- [To be done]:
Every line below is to be copied exactly, with the pictures left out.
---------- Data for this task
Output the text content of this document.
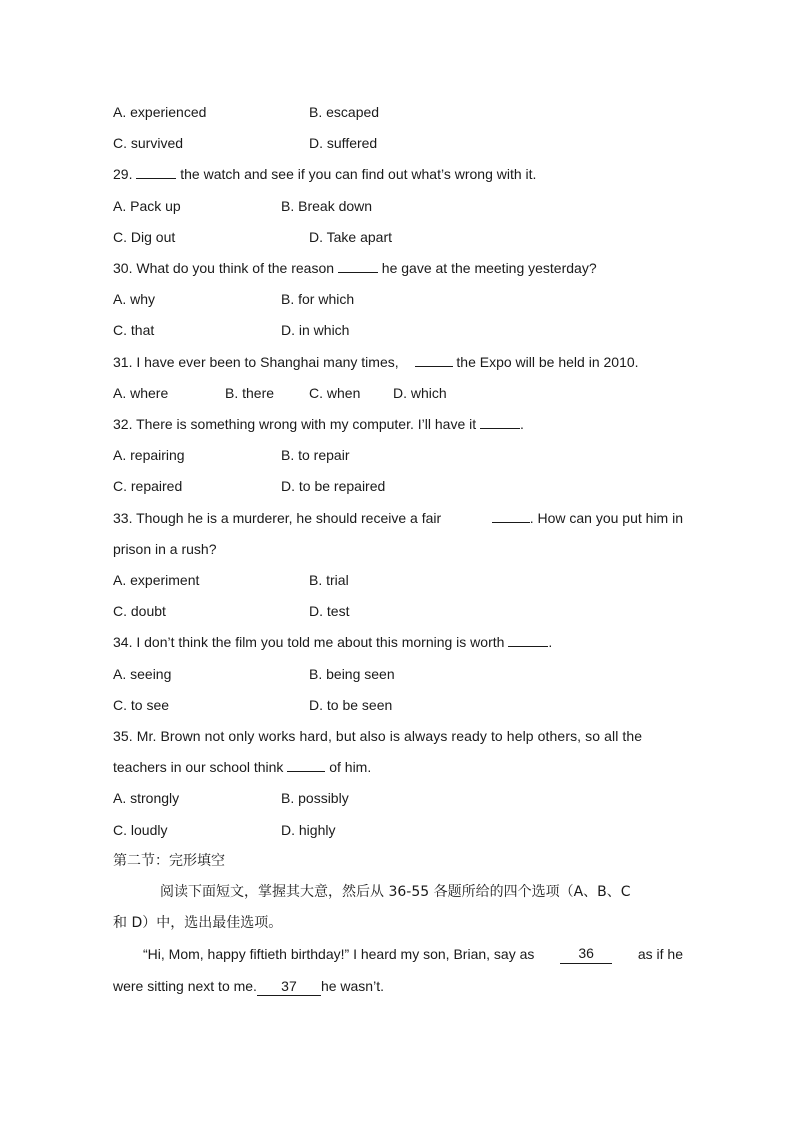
A. experienced	B. escaped
C. survived	D. suffered
29.	the watch and see if you can find out what’s wrong with it.
A. Pack up	B. Break down
C. Dig out	D. Take apart
30. What do you think of the reason	he gave at the meeting yesterday?
A. why	B. for which
C. that	D. in which
31. I have ever been to Shanghai many times,	the Expo will be held in 2010.
A. where	B. there C. when D. which
32. There is something wrong with my computer. I’ll have it	.
A. repairing	B. to repair
C. repaired	D. to be repaired
33. Though he is a murderer, he should receive a fair	. How can you put him in
prison in a rush?
A. experiment	B. trial
C. doubt	D. test
34. I don’t think the film you told me about this morning is worth	.
A. seeing	B. being seen
C. to see	D. to be seen
35. Mr. Brown not only works hard, but also is always ready to help others, so all the
teachers in our school think	of him.
A. strongly	B. possibly
C. loudly	D. highly
第二节：完形填空
阅读下面短文，掌握其大意，然后从 36-55 各题所给的四个选项（A、B、C
和 D）中，选出最佳选项。
“Hi, Mom, happy fiftieth birthday!” I heard my son, Brian, say as	36	as if he
were sitting next to me. 37 he wasn’t.
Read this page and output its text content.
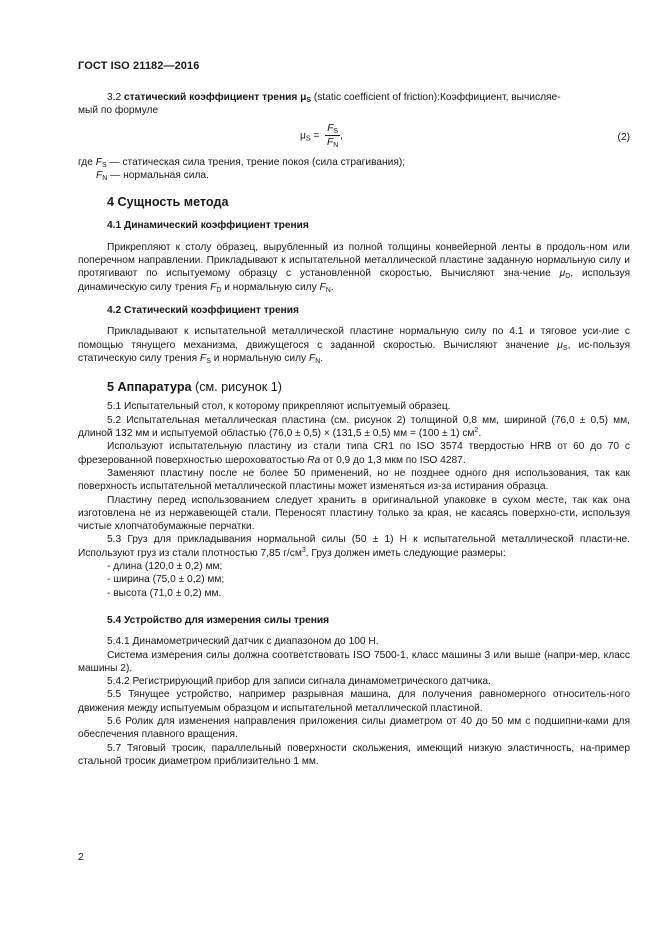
ГОСТ ISO 21182—2016

3.2 статический коэффициент трения $\mu_S$ (static coefficient of friction):Коэффициент, вычисляе-
мый по формуле

$\mu_S = \frac{F_S}{F_N}$ ,	(2)

где $F_S$ — статическая сила трения, трение покоя (сила страгивания);

$F_N$ — нормальная сила.

4 Сущность метода
4.1 Динамический коэффициент трения

Прикрепляют к столу образец, вырубленный из полной толщины конвейерной ленты в продоль-ном или поперечном направлении. Прикладывают к испытательной металлической пластине заданную нормальную силу и протягивают по испытуемому образцу с установленной скоростью. Вычисляют зна-чение $\mu_D$, используя динамическую силу трения $F_D$ и нормальную силу $F_N$.

4.2 Статический коэффициент трения

Прикладывают к испытательной металлической пластине нормальную силу по 4.1 и тяговое уси-лие с помощью тянущего механизма, движущегося с заданной скоростью. Вычисляют значение $\mu_S$, ис-пользуя статическую силу трения $F_S$ и нормальную силу $F_N$.

5 Аппаратура (см. рисунок 1)

5.1 Испытательный стол, к которому прикрепляют испытуемый образец.

5.2 Испытательная металлическая пластина (см. рисунок 2) толщиной 0,8 мм, шириной (76,0 ± 0,5) мм, длиной 132 мм и испытуемой областью (76,0 ± 0,5) × (131,5 ± 0,5) мм = (100 ± 1) $см^2$.

Используют испытательную пластину из стали типа CR1 по ISO 3574 твердостью HRB от 60 до 70 с фрезерованной поверхностью шероховатостью Ra от 0,9 до 1,3 мкм по ISO 4287.

Заменяют пластину после не более 50 применений, но не позднее одного дня использования, так как поверхность испытательной металлической пластины может изменяться из-за истирания образца.

Пластину перед использованием следует хранить в оригинальной упаковке в сухом месте, так как она изготовлена не из нержавеющей стали. Переносят пластину только за края, не касаясь поверхно-сти, используя чистые хлопчатобумажные перчатки.

5.3 Груз для прикладывания нормальной силы (50 ± 1) Н к испытательной металлической пласти-не. Используют груз из стали плотностью 7,85 $г/см^3$. Груз должен иметь следующие размеры:

- длина (120,0 ± 0,2) мм;

- ширина (75,0 ± 0,2) мм;

- высота (71,0 ± 0,2) мм.

5.4 Устройство для измерения силы трения

5.4.1 Динамометрический датчик с диапазоном до 100 Н.

Система измерения силы должна соответствовать ISO 7500-1, класс машины 3 или выше (напри-мер, класс машины 2).

5.4.2 Регистрирующий прибор для записи сигнала динамометрического датчика.

5.5 Тянущее устройство, например разрывная машина, для получения равномерного относитель-ного движения между испытуемым образцом и испытательной металлической пластиной.

5.6 Ролик для изменения направления приложения силы диаметром от 40 до 50 мм с подшипни-ками для обеспечения плавного вращения.

5.7 Тяговый тросик, параллельный поверхности скольжения, имеющий низкую эластичность, на-пример стальной тросик диаметром приблизительно 1 мм.

2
--------------------
- [Output below]:
Output the text content of this document.
A. experienced	B. escaped
C. survived	D. suffered
29.	the watch and see if you can find out what’s wrong with it.
A. Pack up	B. Break down
C. Dig out	D. Take apart
30. What do you think of the reason	he gave at the meeting yesterday?
A. why	B. for which
C. that	D. in which
31. I have ever been to Shanghai many times,	the Expo will be held in 2010.
A. where	B. there C. when D. which
32. There is something wrong with my computer. I’ll have it	.
A. repairing	B. to repair
C. repaired	D. to be repaired
33. Though he is a murderer, he should receive a fair	. How can you put him in
prison in a rush?
A. experiment	B. trial
C. doubt	D. test
34. I don’t think the film you told me about this morning is worth	.
A. seeing	B. being seen
C. to see	D. to be seen
35. Mr. Brown not only works hard, but also is always ready to help others, so all the
teachers in our school think	of him.
A. strongly	B. possibly
C. loudly	D. highly
第二节：完形填空
阅读下面短文，掌握其大意，然后从 36-55 各题所给的四个选项（A、B、C
和 D）中，选出最佳选项。
“Hi, Mom, happy fiftieth birthday!” I heard my son, Brian, say as	36	as if he
were sitting next to me. 37 he wasn’t.
Read this page and output its text content.
ГОСТ ISO 21182—2016

3.2 статический коэффициент трения $\mu_S$ (static coefficient of friction):Коэффициент, вычисляе-
мый по формуле

$\mu_S = \frac{F_S}{F_N}$ ,	(2)

где $F_S$ — статическая сила трения, трение покоя (сила страгивания);

$F_N$ — нормальная сила.

4 Сущность метода
4.1 Динамический коэффициент трения

Прикрепляют к столу образец, вырубленный из полной толщины конвейерной ленты в продоль-ном или поперечном направлении. Прикладывают к испытательной металлической пластине заданную нормальную силу и протягивают по испытуемому образцу с установленной скоростью. Вычисляют зна-чение $\mu_D$, используя динамическую силу трения $F_D$ и нормальную силу $F_N$.

4.2 Статический коэффициент трения

Прикладывают к испытательной металлической пластине нормальную силу по 4.1 и тяговое уси-лие с помощью тянущего механизма, движущегося с заданной скоростью. Вычисляют значение $\mu_S$, ис-пользуя статическую силу трения $F_S$ и нормальную силу $F_N$.

5 Аппаратура (см. рисунок 1)

5.1 Испытательный стол, к которому прикрепляют испытуемый образец.

5.2 Испытательная металлическая пластина (см. рисунок 2) толщиной 0,8 мм, шириной (76,0 ± 0,5) мм, длиной 132 мм и испытуемой областью (76,0 ± 0,5) × (131,5 ± 0,5) мм = (100 ± 1) $см^2$.

Используют испытательную пластину из стали типа CR1 по ISO 3574 твердостью HRB от 60 до 70 с фрезерованной поверхностью шероховатостью Ra от 0,9 до 1,3 мкм по ISO 4287.

Заменяют пластину после не более 50 применений, но не позднее одного дня использования, так как поверхность испытательной металлической пластины может изменяться из-за истирания образца.

Пластину перед использованием следует хранить в оригинальной упаковке в сухом месте, так как она изготовлена не из нержавеющей стали. Переносят пластину только за края, не касаясь поверхно-сти, используя чистые хлопчатобумажные перчатки.

5.3 Груз для прикладывания нормальной силы (50 ± 1) Н к испытательной металлической пласти-не. Используют груз из стали плотностью 7,85 $г/см^3$. Груз должен иметь следующие размеры:

- длина (120,0 ± 0,2) мм;

- ширина (75,0 ± 0,2) мм;

- высота (71,0 ± 0,2) мм.

5.4 Устройство для измерения силы трения

5.4.1 Динамометрический датчик с диапазоном до 100 Н.

Система измерения силы должна соответствовать ISO 7500-1, класс машины 3 или выше (напри-мер, класс машины 2).

5.4.2 Регистрирующий прибор для записи сигнала динамометрического датчика.

5.5 Тянущее устройство, например разрывная машина, для получения равномерного относитель-ного движения между испытуемым образцом и испытательной металлической пластиной.

5.6 Ролик для изменения направления приложения силы диаметром от 40 до 50 мм с подшипни-ками для обеспечения плавного вращения.

5.7 Тяговый тросик, параллельный поверхности скольжения, имеющий низкую эластичность, на-пример стальной тросик диаметром приблизительно 1 мм.

2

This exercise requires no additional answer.